━━ GIVEN DATA

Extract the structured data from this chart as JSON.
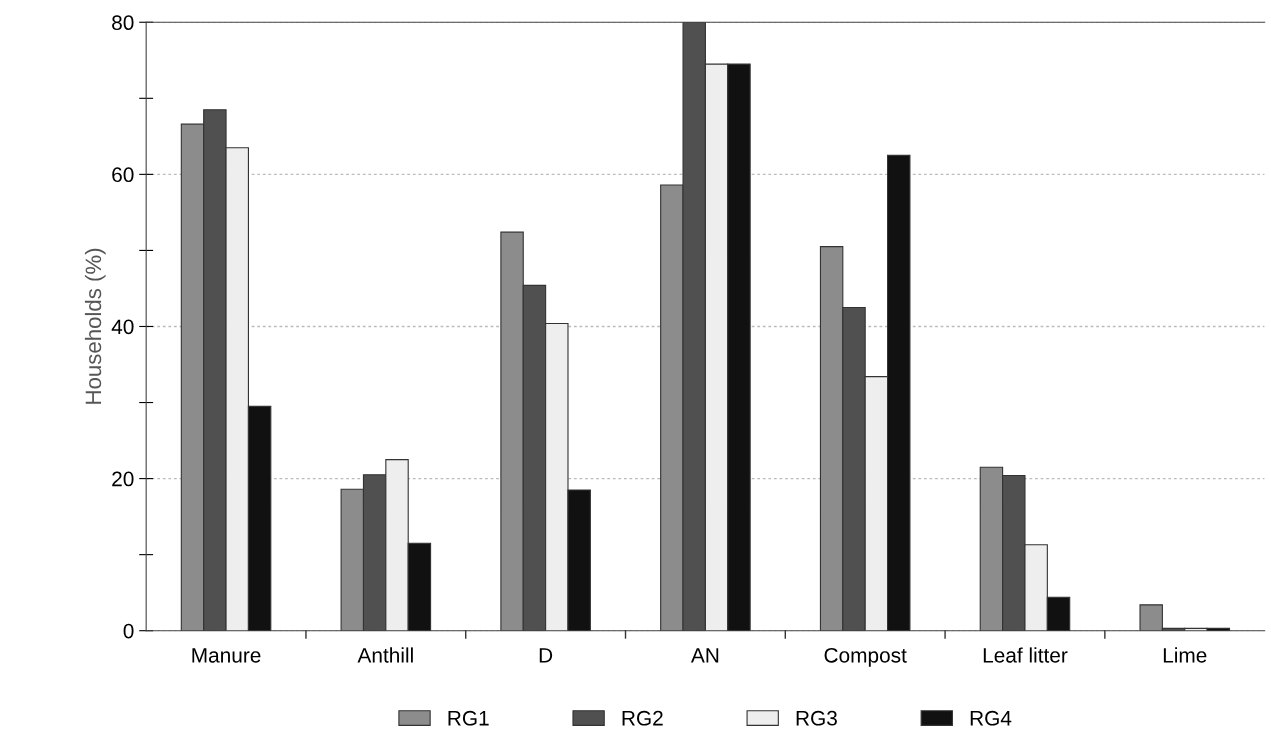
{
  "chart_data": {
    "type": "bar",
    "ylabel": "Households (%)",
    "categories": [
      "Manure",
      "Anthill",
      "D",
      "AN",
      "Compost",
      "Leaf litter",
      "Lime"
    ],
    "series": [
      {
        "name": "RG1",
        "color": "#8c8c8c",
        "values": [
          66.6,
          18.6,
          52.4,
          58.6,
          50.5,
          21.5,
          3.4
        ]
      },
      {
        "name": "RG2",
        "color": "#505050",
        "values": [
          68.5,
          20.5,
          45.4,
          80,
          42.5,
          20.4,
          0.3
        ]
      },
      {
        "name": "RG3",
        "color": "#eeeeee",
        "values": [
          63.5,
          22.5,
          40.4,
          74.5,
          33.4,
          11.3,
          0.3
        ]
      },
      {
        "name": "RG4",
        "color": "#111111",
        "values": [
          29.5,
          11.5,
          18.5,
          74.5,
          62.5,
          4.4,
          0.3
        ]
      }
    ],
    "ylim": [
      0,
      80
    ],
    "yticks": [
      0,
      {
        "value": 10,
        "label": null
      },
      20,
      {
        "value": 30,
        "label": null
      },
      40,
      {
        "value": 50,
        "label": null
      },
      60,
      {
        "value": 70,
        "label": null
      },
      80
    ],
    "grid": "y",
    "legend": "bottom"
  }
}
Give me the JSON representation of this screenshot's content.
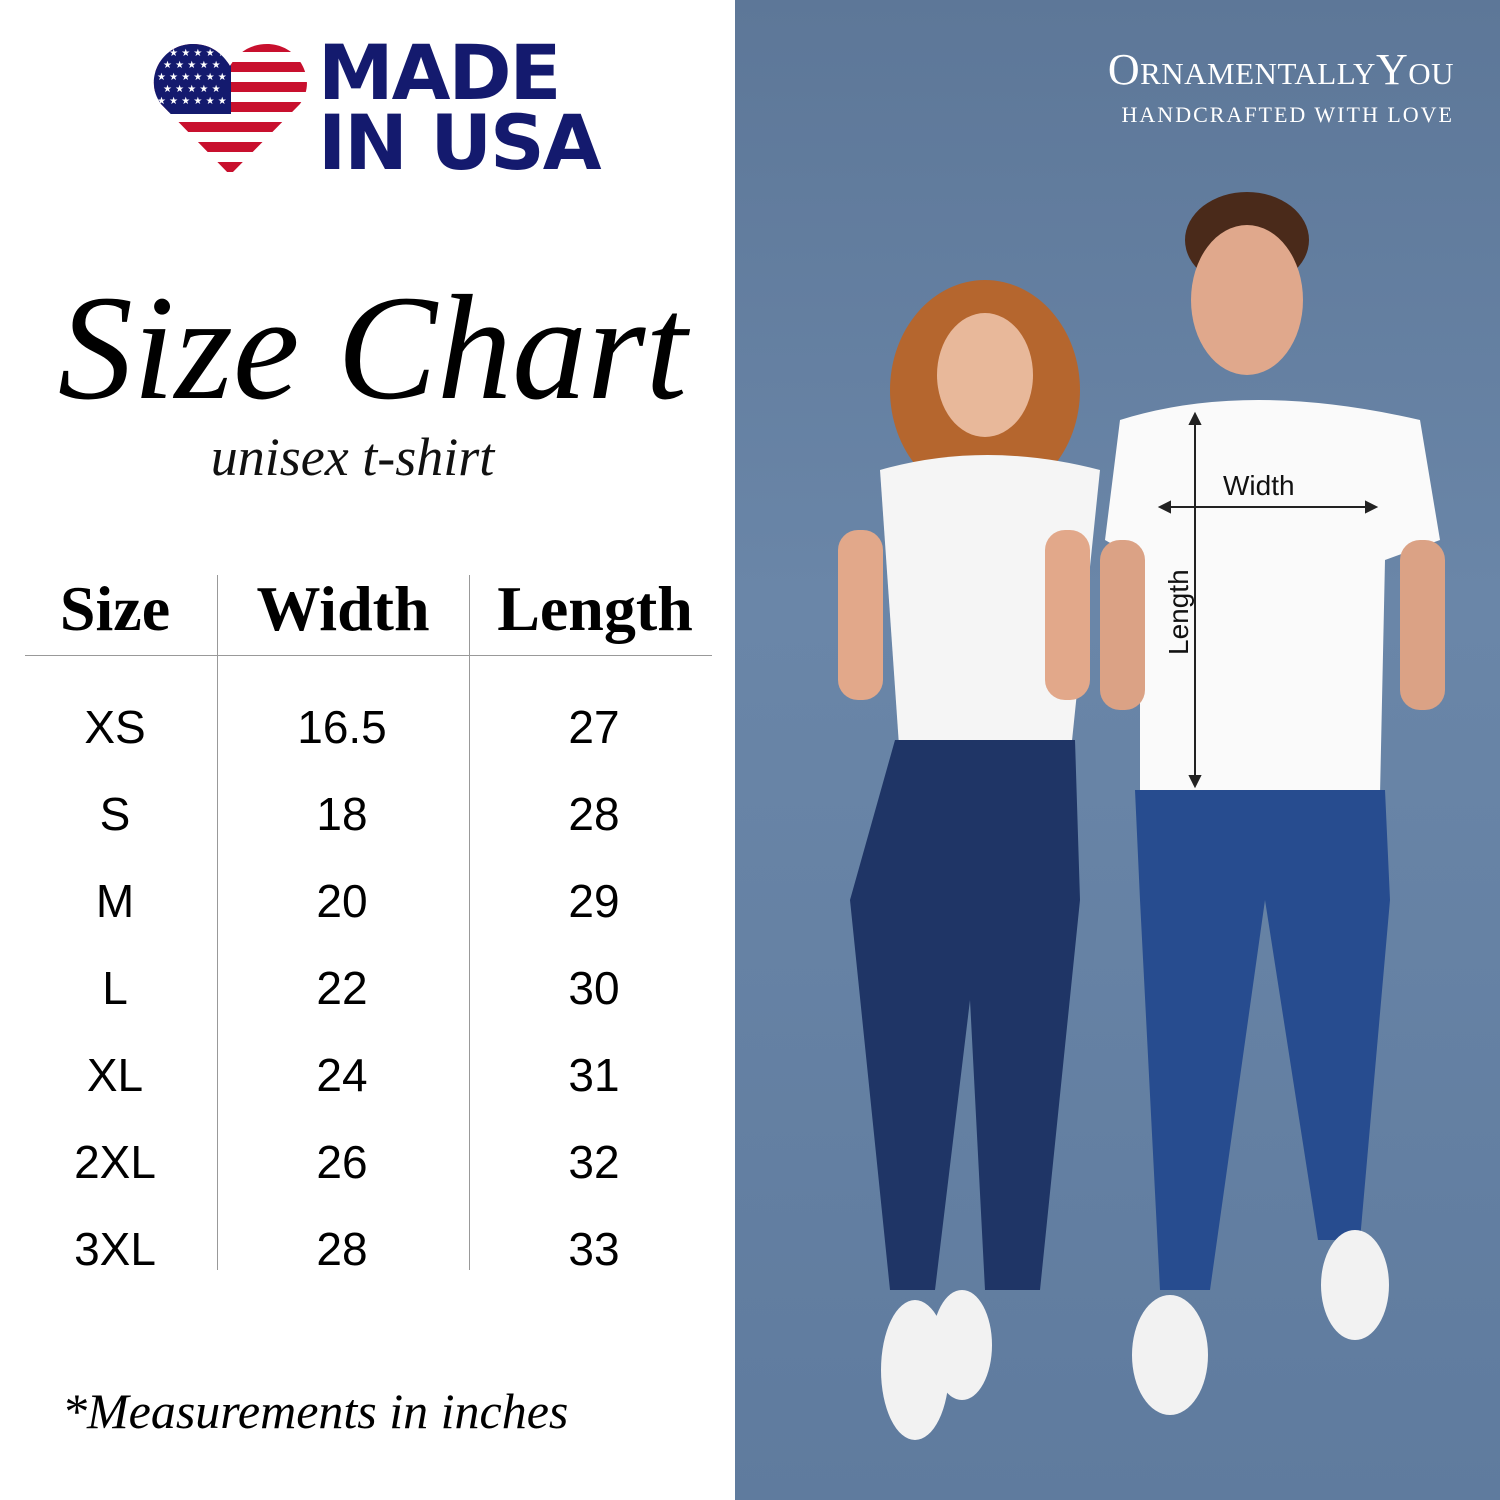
{
  "badge": {
    "line1": "MADE",
    "line2": "IN USA",
    "colors": {
      "blue": "#141a6e",
      "red": "#c8102e"
    }
  },
  "title": "Size Chart",
  "subtitle": "unisex t-shirt",
  "table": {
    "headers": [
      "Size",
      "Width",
      "Length"
    ],
    "rows": [
      [
        "XS",
        "16.5",
        "27"
      ],
      [
        "S",
        "18",
        "28"
      ],
      [
        "M",
        "20",
        "29"
      ],
      [
        "L",
        "22",
        "30"
      ],
      [
        "XL",
        "24",
        "31"
      ],
      [
        "2XL",
        "26",
        "32"
      ],
      [
        "3XL",
        "28",
        "33"
      ]
    ]
  },
  "footnote": "*Measurements in inches",
  "brand": {
    "name": "OrnamentallyYou",
    "tagline": "HANDCRAFTED WITH LOVE"
  },
  "diagram": {
    "width_label": "Width",
    "length_label": "Length"
  },
  "colors": {
    "panel": "#5f7b9e"
  }
}
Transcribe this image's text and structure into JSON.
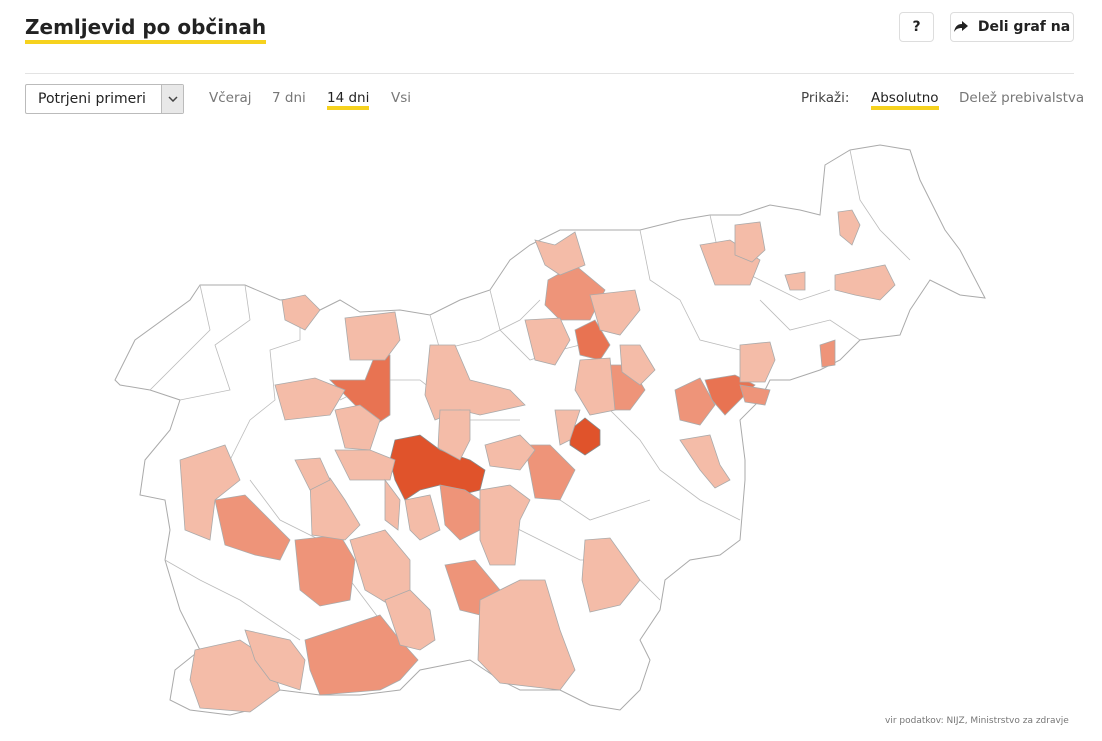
{
  "header": {
    "title": "Zemljevid po občinah",
    "help_button": "?",
    "share_button": "Deli graf na"
  },
  "controls": {
    "dropdown": "Potrjeni primeri",
    "periods": [
      "Včeraj",
      "7 dni",
      "14 dni",
      "Vsi"
    ]
  },
  "display": {
    "label": "Prikaži:",
    "options": [
      "Absolutno",
      "Delež prebivalstva"
    ]
  },
  "source": "vir podatkov: NIJZ, Ministrstvo za zdravje"
}
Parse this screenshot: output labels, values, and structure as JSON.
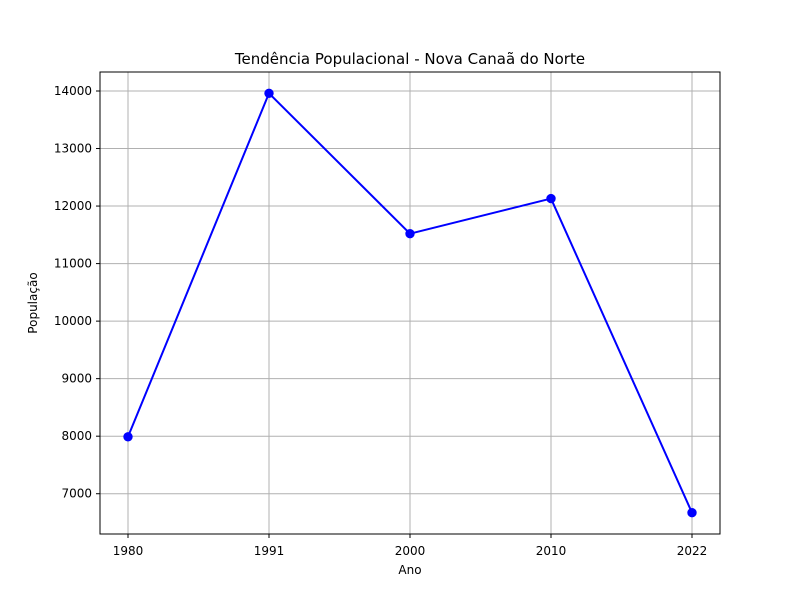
{
  "chart_data": {
    "type": "line",
    "title": "Tendência Populacional - Nova Canaã do Norte",
    "xlabel": "Ano",
    "ylabel": "População",
    "categories": [
      "1980",
      "1991",
      "2000",
      "2010",
      "2022"
    ],
    "series": [
      {
        "values": [
          7990,
          13960,
          11520,
          12130,
          6670
        ],
        "color": "#0000ff",
        "marker": "circle"
      }
    ],
    "yticks": [
      7000,
      8000,
      9000,
      10000,
      11000,
      12000,
      13000,
      14000
    ],
    "ylim": [
      6300,
      14330
    ],
    "grid": true
  }
}
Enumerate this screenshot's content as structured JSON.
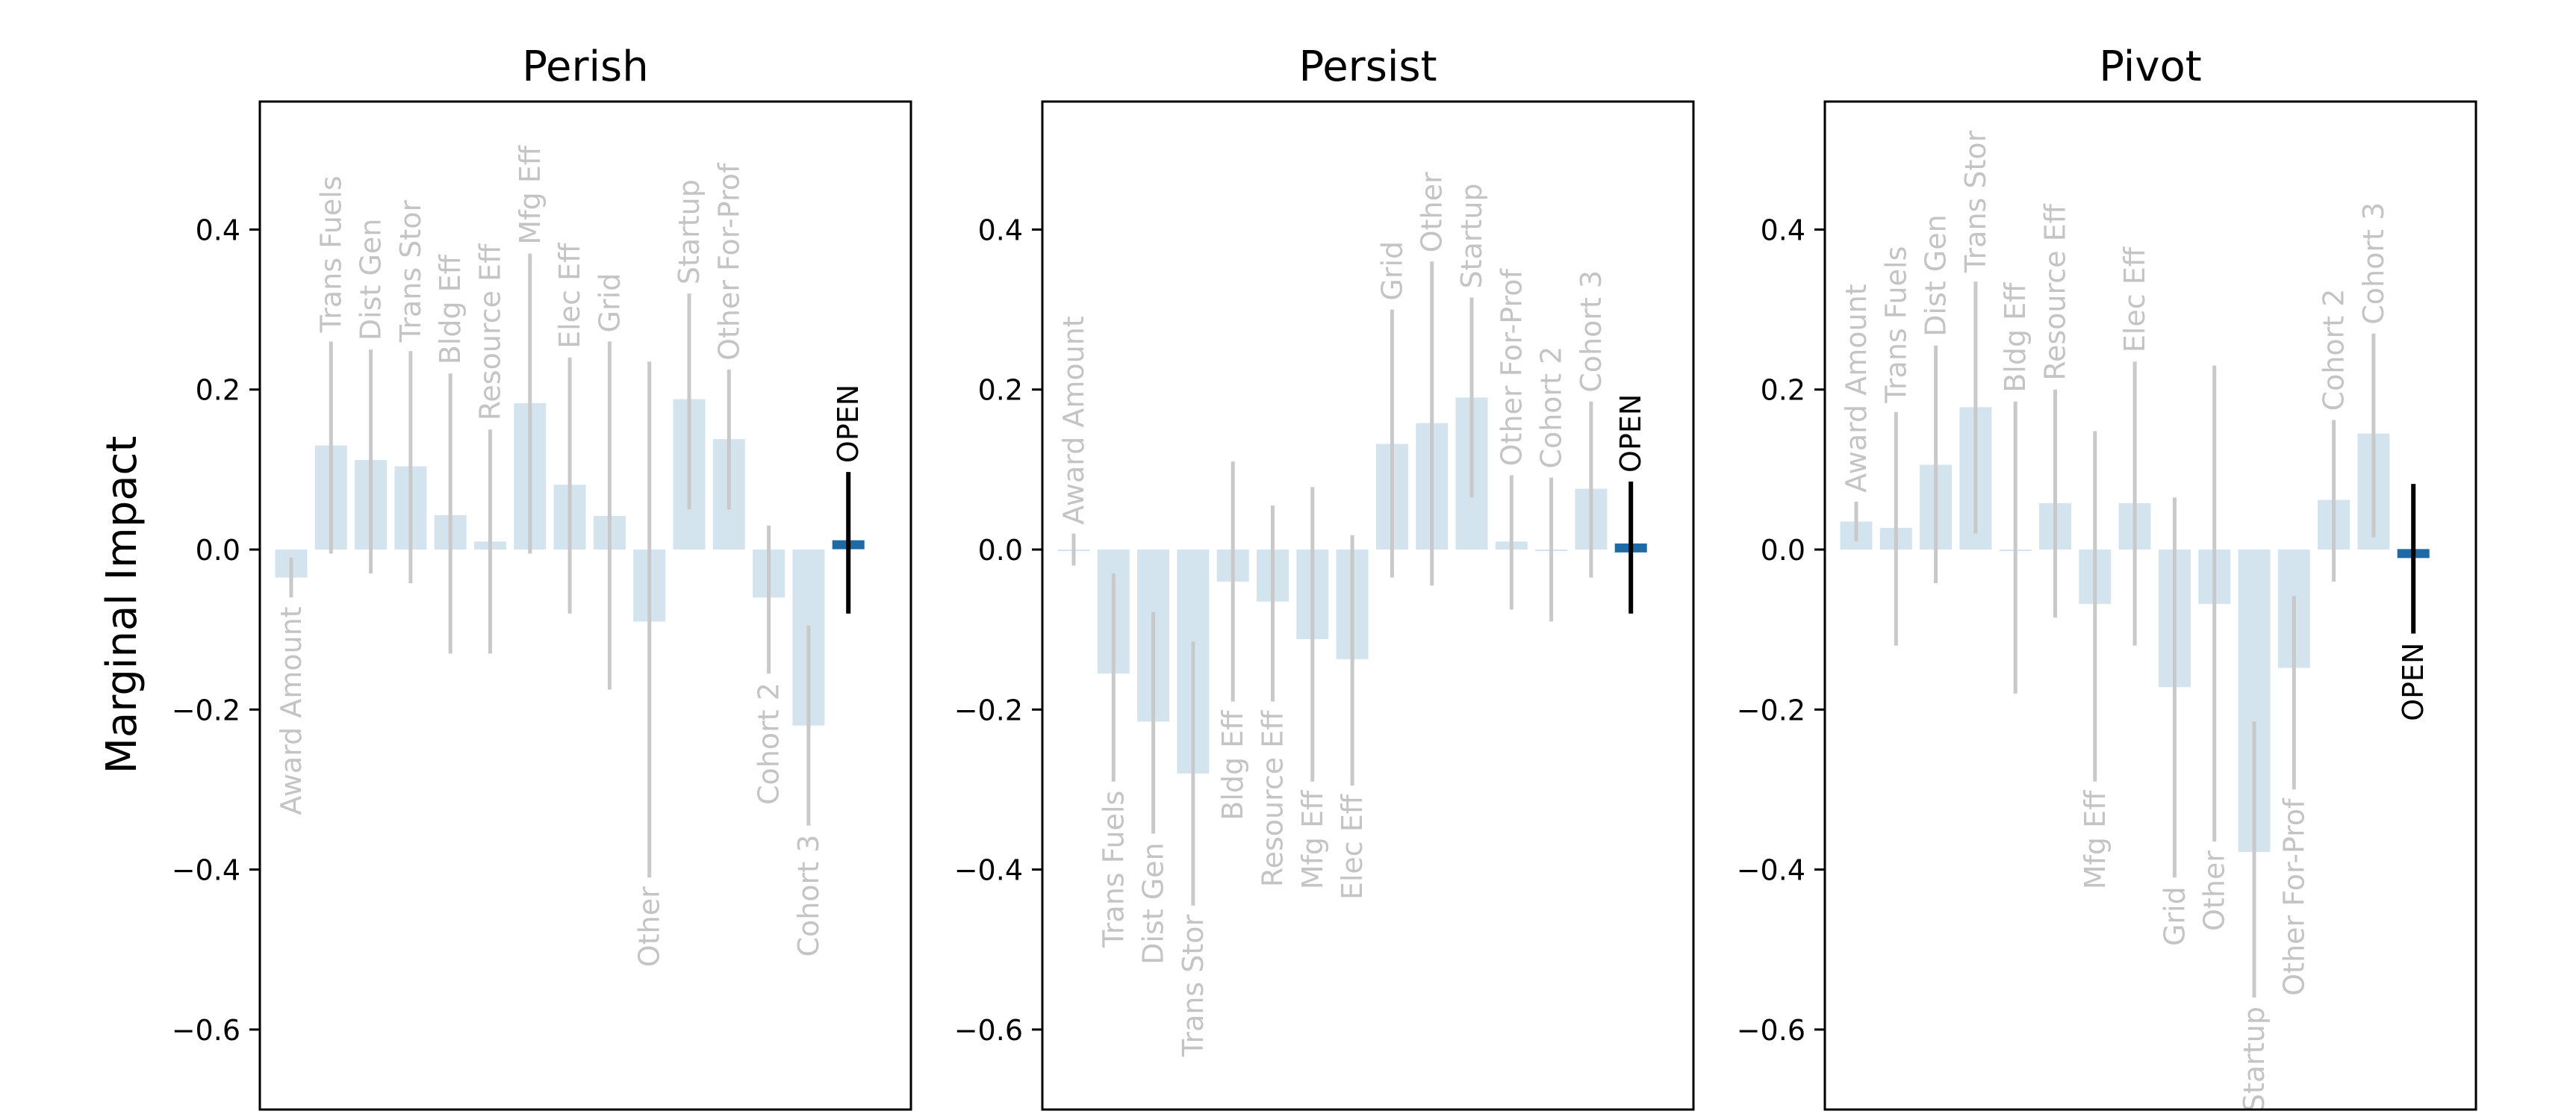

━━━━

TASK INSTRUCTIONS:
Looking at the records above, work out how many lines include the word "screenshot", then give that number by itself.

COMPLETE RESPONSE:
3